## START GIVEN ENTRIES

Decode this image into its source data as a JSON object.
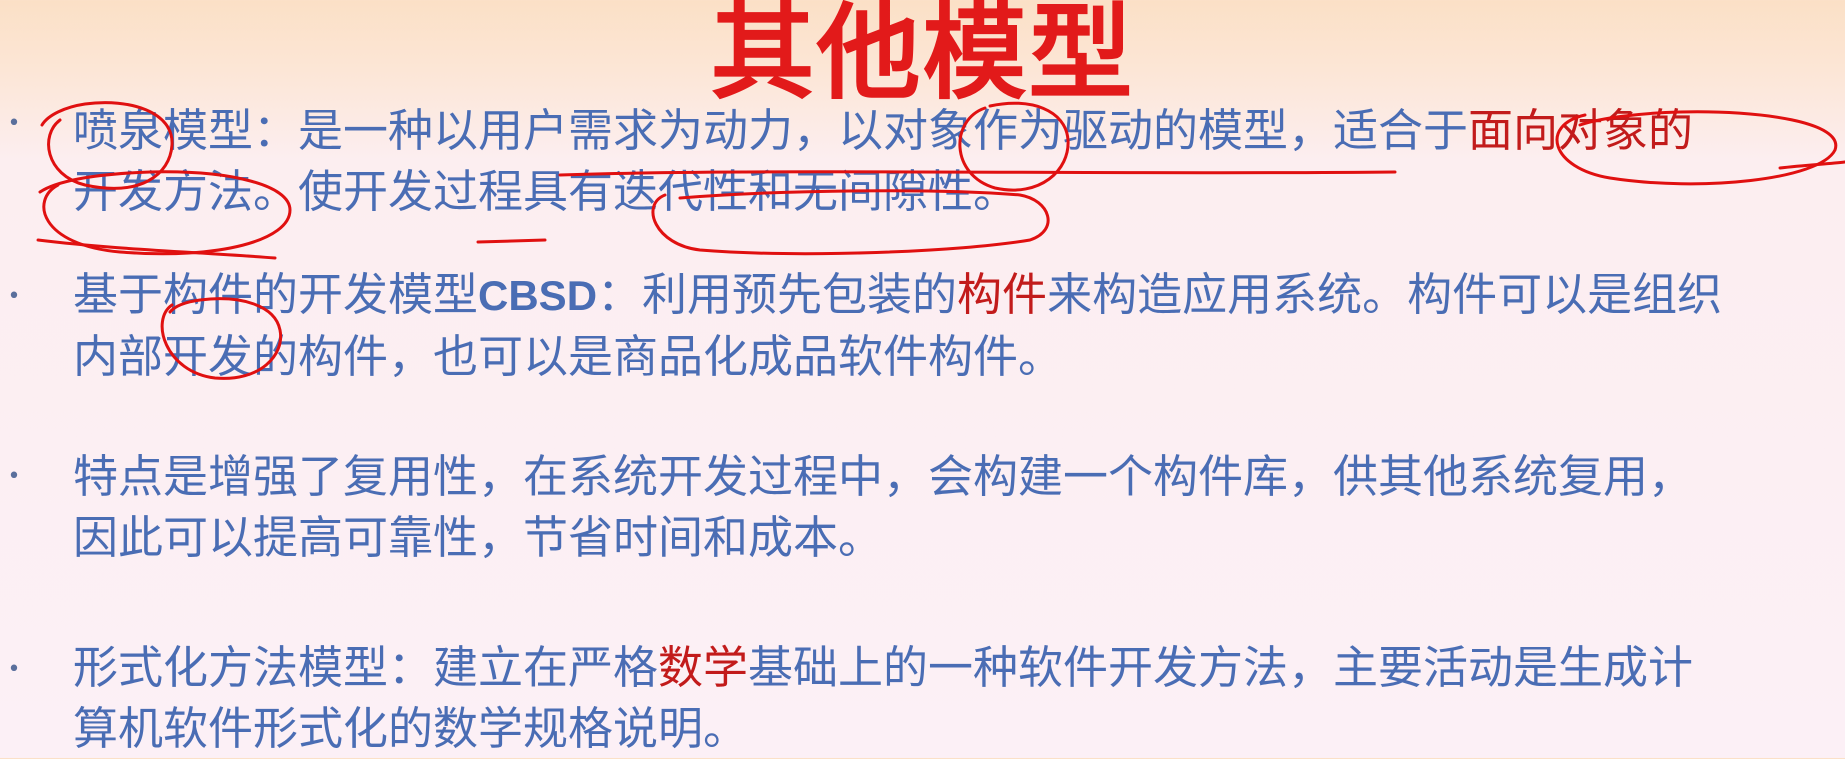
{
  "slide": {
    "title": "其他模型",
    "bullet_glyph": "•",
    "p1": {
      "line1": {
        "a": "喷泉模型：是一种以用户需求为动力，以对象作为驱动的模型，适合于",
        "b": "面向对象的"
      },
      "line2": "开发方法。使开发过程具有迭代性和无间隙性。"
    },
    "p2": {
      "line1": {
        "a": "基于构件的开发模型",
        "b": "CBSD",
        "c": "：利用预先包装的",
        "d": "构件",
        "e": "来构造应用系统。构件可以是组织"
      },
      "line2": "内部开发的构件，也可以是商品化成品软件构件。"
    },
    "p3": {
      "line1": "特点是增强了复用性，在系统开发过程中，会构建一个构件库，供其他系统复用，",
      "line2": "因此可以提高可靠性，节省时间和成本。"
    },
    "p4": {
      "line1": {
        "a": "形式化方法模型：建立在严格",
        "b": "数学",
        "c": "基础上的一种软件开发方法，主要活动是生成计"
      },
      "line2": "算机软件形式化的数学规格说明。"
    }
  },
  "colors": {
    "title": "#e21a1a",
    "body_text": "#4a6db4",
    "highlight": "#c21b1b",
    "annotation_ink": "#e01010"
  }
}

## END GIVEN ENTRIES

> DIRECTION: Reproduce every entry word for word, but omit the pictures.

> EXERCISE SOLUTION:
Decode this image into its source data as a JSON object.
{
  "slide": {
    "title": "其他模型",
    "bullet_glyph": "•",
    "p1": {
      "line1": {
        "a": "喷泉模型：是一种以用户需求为动力，以对象作为驱动的模型，适合于",
        "b": "面向对象的"
      },
      "line2": "开发方法。使开发过程具有迭代性和无间隙性。"
    },
    "p2": {
      "line1": {
        "a": "基于构件的开发模型",
        "b": "CBSD",
        "c": "：利用预先包装的",
        "d": "构件",
        "e": "来构造应用系统。构件可以是组织"
      },
      "line2": "内部开发的构件，也可以是商品化成品软件构件。"
    },
    "p3": {
      "line1": "特点是增强了复用性，在系统开发过程中，会构建一个构件库，供其他系统复用，",
      "line2": "因此可以提高可靠性，节省时间和成本。"
    },
    "p4": {
      "line1": {
        "a": "形式化方法模型：建立在严格",
        "b": "数学",
        "c": "基础上的一种软件开发方法，主要活动是生成计"
      },
      "line2": "算机软件形式化的数学规格说明。"
    }
  },
  "colors": {
    "title": "#e21a1a",
    "body_text": "#4a6db4",
    "highlight": "#c21b1b",
    "annotation_ink": "#e01010"
  }
}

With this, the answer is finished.